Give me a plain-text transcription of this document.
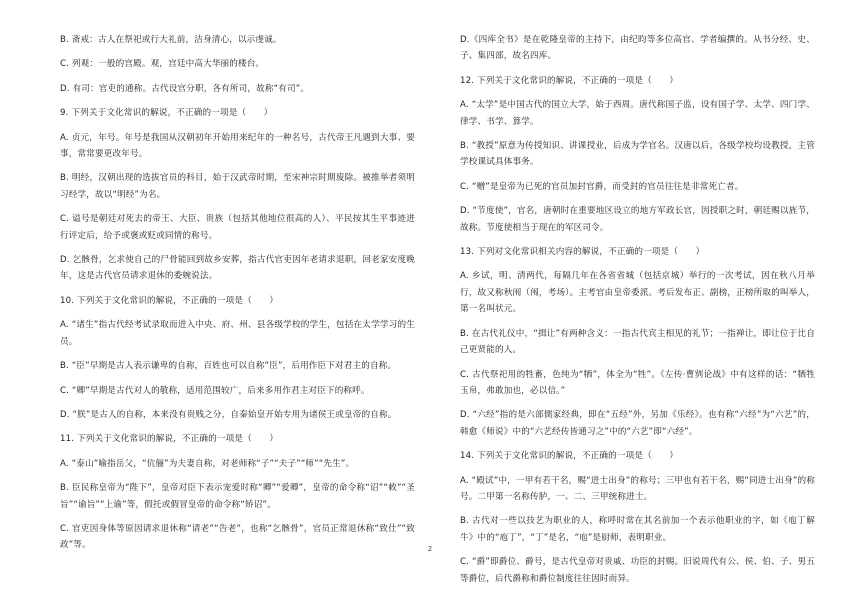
B. 斋戒：古人在祭祀或行大礼前，洁身清心，以示虔诚。

C. 列观：一般的宫殿。观，宫廷中高大华丽的楼台。

D. 有司：官吏的通称。古代设官分职，各有所司，故称“有司”。

9. 下列关于文化常识的解说，不正确的一项是（　　）

A. 贞元，年号。年号是我国从汉朝初年开始用来纪年的一种名号，古代帝王凡遇到大事、要事，常常要更改年号。

B. 明经，汉朝出现的选拔官员的科目，始于汉武帝时期，至宋神宗时期废除。被推举者须明习经学，故以“明经”为名。

C. 谥号是朝廷对死去的帝王、大臣、贵族（包括其他地位很高的人）、平民按其生平事迹进行评定后，给予或褒或贬或同情的称号。

D. 乞骸骨，乞求使自己的尸骨能回到故乡安葬，指古代官吏因年老请求退职，回老家安度晚年，这是古代官员请求退休的委婉说法。

10. 下列关于文化常识的解说，不正确的一项是（　　）

A. “诸生”指古代经考试录取而进入中央、府、州、县各级学校的学生，包括在太学学习的生员。

B. “臣”早期是古人表示谦卑的自称，百姓也可以自称“臣”，后用作臣下对君主的自称。

C. “卿”早期是古代对人的敬称，适用范围较广，后来多用作君主对臣下的称呼。

D. “朕”是古人的自称，本来没有贵贱之分，自秦始皇开始专用为诸侯王或皇帝的自称。

11. 下列关于文化常识的解说，不正确的一项是（　　）

A. “泰山”喻指岳父，“伉俪”为夫妻自称，对老师称“子”“夫子”“师”“先生”。

B. 臣民称皇帝为“陛下”，皇帝对臣下表示宠爱时称“卿”“爱卿”，皇帝的命令称“诏”“敕”“圣旨”“谕旨”“上谕”等，假托或假冒皇帝的命令称“矫诏”。

C. 官吏因身体等原因请求退休称“请老”“告老”，也称“乞骸骨”，官员正常退休称“致仕”“致政”等。

D.《四库全书》是在乾隆皇帝的主持下，由纪昀等多位高官、学者编撰的。从书分经、史、子、集四部，故名四库。

12. 下列关于文化常识的解说，不正确的一项是（　　）

A. “太学”是中国古代的国立大学，始于西周。唐代称国子监，设有国子学、太学、四门学、律学、书学、算学。

B. “教授”原意为传授知识、讲课授业，后成为学官名。汉唐以后，各级学校均设教授，主管学校课试具体事务。

C. “赠”是皇帝为已死的官员加封官爵，而受封的官员往往是非常死亡者。

D. “节度使”，官名，唐朝时在重要地区设立的地方军政长官，因授职之时，朝廷赐以旌节，故称。节度使相当于现在的军区司令。

13. 下列对文化常识相关内容的解说，不正确的一项是（　　）

A. 乡试，明、清两代，每隔几年在各省省城（包括京城）举行的一次考试，因在秋八月举行，故又称秋闱（闱，考场）。主考官由皇帝委派。考后发布正、副榜，正榜所取的叫举人，第一名叫状元。

B. 在古代礼仪中，“揖让”有两种含义：一指古代宾主相见的礼节；一指禅让，即让位于比自己更贤能的人。

C. 古代祭祀用的牲畜，色纯为“牺”，体全为“牲”。《左传·曹刿论战》中有这样的话：“牺牲玉帛，弗敢加也，必以信。”

D. “六经”指的是六部儒家经典，即在“五经”外，另加《乐经》。也有称“六经”为“六艺”的，韩愈《师说》中的“六艺经传皆通习之”中的“六艺”即“六经”。

14. 下列关于文化常识的解说，不正确的一项是（　　）

A. “殿试”中，一甲有若干名，赐“进士出身”的称号；三甲也有若干名，赐“同进士出身”的称号。二甲第一名称传胪，一、二、三甲统称进士。

B. 古代对一些以技艺为职业的人，称呼时常在其名前加一个表示他职业的字，如《庖丁解牛》中的“庖丁”，“丁”是名，“庖”是厨师，表明职业。

C. “爵”即爵位、爵号，是古代皇帝对贵戚、功臣的封赐。旧说周代有公、侯、伯、子、男五等爵位，后代爵称和爵位制度往往因时而异。

2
•••••
[Exercise]:
Select and copy every line from the records that includes the word "不正确的一项是".

[Answer]:
9. 下列关于文化常识的解说，不正确的一项是（　　）
10. 下列关于文化常识的解说，不正确的一项是（　　）
11. 下列关于文化常识的解说，不正确的一项是（　　）
12. 下列关于文化常识的解说，不正确的一项是（　　）
13. 下列对文化常识相关内容的解说，不正确的一项是（　　）
14. 下列关于文化常识的解说，不正确的一项是（　　）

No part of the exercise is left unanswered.